Written task
Copy each line below in which the string "SVOC" occurs.
------ Recorded information
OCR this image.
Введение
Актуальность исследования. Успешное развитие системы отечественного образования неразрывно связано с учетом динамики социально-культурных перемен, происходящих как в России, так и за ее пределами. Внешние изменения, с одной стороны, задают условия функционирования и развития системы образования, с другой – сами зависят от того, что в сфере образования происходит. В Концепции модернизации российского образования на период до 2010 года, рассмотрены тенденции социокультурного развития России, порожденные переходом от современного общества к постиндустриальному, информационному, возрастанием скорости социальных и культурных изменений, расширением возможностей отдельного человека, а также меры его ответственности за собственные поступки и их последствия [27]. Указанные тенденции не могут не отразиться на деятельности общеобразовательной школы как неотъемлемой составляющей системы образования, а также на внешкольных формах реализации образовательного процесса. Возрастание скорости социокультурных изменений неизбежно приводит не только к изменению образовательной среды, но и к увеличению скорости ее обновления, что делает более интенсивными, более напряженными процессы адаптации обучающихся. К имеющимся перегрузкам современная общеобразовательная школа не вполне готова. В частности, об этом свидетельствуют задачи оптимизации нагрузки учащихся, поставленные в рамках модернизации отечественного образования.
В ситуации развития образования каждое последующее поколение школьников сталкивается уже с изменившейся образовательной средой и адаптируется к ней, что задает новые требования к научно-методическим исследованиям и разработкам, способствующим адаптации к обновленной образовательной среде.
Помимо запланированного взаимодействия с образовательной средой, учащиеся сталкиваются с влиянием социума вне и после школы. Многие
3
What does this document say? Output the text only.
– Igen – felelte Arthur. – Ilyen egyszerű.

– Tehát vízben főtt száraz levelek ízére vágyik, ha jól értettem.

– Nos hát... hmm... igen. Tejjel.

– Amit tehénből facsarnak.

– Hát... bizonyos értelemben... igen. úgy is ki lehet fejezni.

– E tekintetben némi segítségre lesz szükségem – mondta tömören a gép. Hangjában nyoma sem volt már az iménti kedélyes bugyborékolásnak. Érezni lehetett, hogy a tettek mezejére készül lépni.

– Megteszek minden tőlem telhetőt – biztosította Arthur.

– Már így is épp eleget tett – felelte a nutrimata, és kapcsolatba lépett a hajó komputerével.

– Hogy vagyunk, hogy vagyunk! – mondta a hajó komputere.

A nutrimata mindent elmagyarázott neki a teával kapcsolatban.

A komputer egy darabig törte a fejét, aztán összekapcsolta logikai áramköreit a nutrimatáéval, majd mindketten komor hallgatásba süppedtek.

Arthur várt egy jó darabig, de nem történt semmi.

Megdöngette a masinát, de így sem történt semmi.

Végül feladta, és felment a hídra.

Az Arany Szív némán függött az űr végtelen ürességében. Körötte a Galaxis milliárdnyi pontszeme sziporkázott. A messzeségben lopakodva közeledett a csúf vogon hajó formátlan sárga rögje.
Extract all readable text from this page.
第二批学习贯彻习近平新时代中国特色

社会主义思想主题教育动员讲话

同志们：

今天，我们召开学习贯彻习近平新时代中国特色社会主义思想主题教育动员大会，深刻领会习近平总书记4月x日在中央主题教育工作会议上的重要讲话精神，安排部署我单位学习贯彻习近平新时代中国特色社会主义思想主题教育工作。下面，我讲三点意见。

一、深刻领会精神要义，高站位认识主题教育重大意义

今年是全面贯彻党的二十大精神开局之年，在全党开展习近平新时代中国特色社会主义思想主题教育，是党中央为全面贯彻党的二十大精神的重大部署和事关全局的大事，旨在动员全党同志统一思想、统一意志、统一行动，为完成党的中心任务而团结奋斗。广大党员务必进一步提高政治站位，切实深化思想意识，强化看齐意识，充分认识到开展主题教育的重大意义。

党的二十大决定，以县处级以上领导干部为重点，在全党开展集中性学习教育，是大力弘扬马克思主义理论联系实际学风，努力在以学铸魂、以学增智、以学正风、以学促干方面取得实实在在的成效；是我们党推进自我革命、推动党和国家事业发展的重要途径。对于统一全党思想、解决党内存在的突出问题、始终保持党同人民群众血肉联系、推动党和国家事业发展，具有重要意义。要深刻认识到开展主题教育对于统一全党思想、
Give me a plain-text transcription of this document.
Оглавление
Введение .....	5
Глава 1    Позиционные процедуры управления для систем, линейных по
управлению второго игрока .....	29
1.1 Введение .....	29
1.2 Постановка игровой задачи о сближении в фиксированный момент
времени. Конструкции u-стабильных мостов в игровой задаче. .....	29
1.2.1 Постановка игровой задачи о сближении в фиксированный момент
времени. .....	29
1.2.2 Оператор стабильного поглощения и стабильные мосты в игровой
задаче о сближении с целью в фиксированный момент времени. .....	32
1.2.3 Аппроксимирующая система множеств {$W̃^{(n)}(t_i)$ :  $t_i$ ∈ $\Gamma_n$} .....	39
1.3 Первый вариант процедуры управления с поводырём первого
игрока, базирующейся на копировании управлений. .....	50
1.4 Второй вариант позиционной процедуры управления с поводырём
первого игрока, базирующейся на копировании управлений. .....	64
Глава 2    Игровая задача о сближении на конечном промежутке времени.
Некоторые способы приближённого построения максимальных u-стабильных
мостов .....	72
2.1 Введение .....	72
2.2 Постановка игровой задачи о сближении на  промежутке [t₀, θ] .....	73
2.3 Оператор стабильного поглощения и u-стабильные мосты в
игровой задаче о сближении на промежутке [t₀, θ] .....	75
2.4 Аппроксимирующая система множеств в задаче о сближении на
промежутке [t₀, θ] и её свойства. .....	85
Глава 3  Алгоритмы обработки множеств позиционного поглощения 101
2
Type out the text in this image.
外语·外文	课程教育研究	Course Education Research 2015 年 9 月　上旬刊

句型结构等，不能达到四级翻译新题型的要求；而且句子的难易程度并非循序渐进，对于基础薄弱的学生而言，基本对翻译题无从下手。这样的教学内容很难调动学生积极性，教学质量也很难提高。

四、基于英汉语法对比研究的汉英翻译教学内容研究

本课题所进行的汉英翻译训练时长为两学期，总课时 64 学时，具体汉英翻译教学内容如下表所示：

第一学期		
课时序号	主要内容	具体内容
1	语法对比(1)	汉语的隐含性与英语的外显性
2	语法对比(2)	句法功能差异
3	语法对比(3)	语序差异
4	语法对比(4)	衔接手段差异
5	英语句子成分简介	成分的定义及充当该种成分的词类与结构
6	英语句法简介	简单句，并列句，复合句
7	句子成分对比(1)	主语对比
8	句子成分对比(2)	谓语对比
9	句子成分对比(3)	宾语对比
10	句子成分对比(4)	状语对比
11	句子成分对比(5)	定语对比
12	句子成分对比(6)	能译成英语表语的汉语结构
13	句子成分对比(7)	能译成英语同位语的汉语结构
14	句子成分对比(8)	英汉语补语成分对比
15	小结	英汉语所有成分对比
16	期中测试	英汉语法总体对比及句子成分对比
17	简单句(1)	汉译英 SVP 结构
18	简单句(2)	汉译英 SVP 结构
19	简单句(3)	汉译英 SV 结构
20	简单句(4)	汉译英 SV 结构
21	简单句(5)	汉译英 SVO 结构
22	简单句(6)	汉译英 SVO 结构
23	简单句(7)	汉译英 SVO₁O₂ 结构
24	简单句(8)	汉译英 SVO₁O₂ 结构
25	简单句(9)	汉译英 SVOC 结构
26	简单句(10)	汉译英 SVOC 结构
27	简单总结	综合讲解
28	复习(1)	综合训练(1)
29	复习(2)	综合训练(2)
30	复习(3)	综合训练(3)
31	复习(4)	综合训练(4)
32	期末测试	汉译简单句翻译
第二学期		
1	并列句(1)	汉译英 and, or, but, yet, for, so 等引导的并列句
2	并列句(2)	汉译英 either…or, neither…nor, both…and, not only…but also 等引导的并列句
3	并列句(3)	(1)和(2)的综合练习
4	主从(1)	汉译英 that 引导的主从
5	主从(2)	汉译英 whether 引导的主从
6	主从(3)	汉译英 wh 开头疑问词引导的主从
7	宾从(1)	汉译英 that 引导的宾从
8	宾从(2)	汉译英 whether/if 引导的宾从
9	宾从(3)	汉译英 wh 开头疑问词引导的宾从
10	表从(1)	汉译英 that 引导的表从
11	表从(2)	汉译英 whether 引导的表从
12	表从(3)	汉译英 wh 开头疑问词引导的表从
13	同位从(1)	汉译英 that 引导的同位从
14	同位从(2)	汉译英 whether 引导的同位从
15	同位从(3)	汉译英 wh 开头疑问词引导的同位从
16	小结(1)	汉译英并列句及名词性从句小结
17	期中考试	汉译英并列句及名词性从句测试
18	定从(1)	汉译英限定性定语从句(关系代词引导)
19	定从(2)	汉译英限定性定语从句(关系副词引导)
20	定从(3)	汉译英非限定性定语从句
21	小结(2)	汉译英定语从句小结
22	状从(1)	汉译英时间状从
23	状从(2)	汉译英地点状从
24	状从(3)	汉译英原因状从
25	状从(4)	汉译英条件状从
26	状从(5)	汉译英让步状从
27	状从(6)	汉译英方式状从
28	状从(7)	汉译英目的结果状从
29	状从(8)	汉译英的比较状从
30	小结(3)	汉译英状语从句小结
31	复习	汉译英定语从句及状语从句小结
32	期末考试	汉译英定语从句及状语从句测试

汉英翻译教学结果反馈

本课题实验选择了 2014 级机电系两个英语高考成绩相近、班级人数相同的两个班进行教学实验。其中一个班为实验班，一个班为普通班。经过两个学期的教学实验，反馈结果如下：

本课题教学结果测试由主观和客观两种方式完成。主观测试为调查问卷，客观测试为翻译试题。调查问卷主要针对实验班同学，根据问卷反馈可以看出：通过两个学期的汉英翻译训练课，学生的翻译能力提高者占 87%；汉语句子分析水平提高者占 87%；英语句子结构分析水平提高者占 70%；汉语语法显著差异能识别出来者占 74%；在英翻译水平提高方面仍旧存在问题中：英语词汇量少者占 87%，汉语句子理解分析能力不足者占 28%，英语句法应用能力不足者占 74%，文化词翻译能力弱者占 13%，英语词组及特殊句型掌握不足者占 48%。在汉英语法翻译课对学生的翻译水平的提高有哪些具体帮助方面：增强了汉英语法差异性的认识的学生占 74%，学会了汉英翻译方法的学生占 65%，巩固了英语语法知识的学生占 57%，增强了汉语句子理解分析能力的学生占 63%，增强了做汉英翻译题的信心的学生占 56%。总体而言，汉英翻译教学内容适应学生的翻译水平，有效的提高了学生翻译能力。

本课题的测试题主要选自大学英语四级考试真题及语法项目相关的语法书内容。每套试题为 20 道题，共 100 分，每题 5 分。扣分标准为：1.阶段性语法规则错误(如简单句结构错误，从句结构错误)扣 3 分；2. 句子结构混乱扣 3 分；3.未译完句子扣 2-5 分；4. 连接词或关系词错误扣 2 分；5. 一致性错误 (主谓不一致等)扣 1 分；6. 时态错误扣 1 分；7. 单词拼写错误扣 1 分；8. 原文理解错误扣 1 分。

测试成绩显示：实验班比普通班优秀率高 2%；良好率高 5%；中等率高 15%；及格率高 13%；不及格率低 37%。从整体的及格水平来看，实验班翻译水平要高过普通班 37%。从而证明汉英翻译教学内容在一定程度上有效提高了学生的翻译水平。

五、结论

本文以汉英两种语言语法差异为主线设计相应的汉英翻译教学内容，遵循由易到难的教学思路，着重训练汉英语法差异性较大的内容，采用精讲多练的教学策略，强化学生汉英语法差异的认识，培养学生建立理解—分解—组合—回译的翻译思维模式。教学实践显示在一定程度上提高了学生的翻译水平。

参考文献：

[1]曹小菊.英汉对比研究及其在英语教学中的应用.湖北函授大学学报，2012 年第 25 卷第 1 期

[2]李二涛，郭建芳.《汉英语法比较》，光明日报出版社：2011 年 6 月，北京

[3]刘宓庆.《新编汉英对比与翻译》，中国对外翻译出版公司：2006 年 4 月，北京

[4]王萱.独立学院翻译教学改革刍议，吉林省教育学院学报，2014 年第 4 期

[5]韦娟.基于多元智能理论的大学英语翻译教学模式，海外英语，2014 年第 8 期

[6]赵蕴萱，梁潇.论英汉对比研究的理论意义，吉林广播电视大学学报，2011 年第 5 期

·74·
------------
Response below
25	简单句(9)	汉译英 SVOC 结构
26	简单句(10)	汉译英 SVOC 结构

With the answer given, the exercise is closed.